▶ **Goal**
Find the lines holding the string "Azure" in the data, then copy all of them.

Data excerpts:

====

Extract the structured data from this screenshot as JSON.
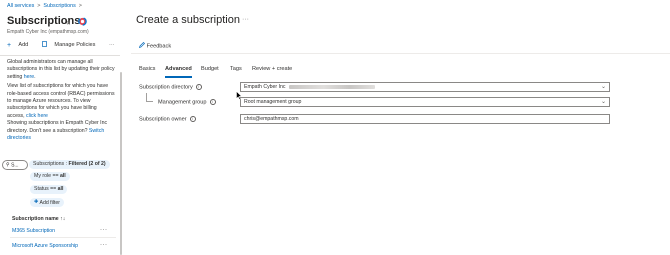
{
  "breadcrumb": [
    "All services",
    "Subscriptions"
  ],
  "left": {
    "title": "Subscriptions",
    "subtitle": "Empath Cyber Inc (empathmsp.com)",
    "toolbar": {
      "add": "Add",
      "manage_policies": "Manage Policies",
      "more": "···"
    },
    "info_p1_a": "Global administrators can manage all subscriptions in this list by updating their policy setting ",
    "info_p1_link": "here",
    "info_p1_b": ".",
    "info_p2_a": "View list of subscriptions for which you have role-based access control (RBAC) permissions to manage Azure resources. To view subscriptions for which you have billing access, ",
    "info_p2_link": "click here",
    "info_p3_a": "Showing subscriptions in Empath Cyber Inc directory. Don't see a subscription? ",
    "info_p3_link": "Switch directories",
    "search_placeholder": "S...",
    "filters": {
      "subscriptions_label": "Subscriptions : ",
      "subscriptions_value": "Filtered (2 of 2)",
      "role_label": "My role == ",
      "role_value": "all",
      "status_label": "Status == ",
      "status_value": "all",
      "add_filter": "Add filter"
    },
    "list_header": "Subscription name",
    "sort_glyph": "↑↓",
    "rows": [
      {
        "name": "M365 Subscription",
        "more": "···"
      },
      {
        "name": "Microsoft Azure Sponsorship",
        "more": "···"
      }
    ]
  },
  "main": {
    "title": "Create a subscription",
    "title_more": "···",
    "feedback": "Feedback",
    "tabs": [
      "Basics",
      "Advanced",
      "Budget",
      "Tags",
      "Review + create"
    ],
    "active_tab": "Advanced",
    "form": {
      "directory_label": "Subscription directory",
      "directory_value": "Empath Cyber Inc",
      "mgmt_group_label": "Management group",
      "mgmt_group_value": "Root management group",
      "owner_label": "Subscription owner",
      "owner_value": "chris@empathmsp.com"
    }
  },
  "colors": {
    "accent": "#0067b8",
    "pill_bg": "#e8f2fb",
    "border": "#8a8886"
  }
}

====

▶ **Task answer**
    "info_p2_a": "View list of subscriptions for which you have role-based access control (RBAC) permissions to manage Azure resources. To view subscriptions for which you have billing access, ",
        "name": "Microsoft Azure Sponsorship",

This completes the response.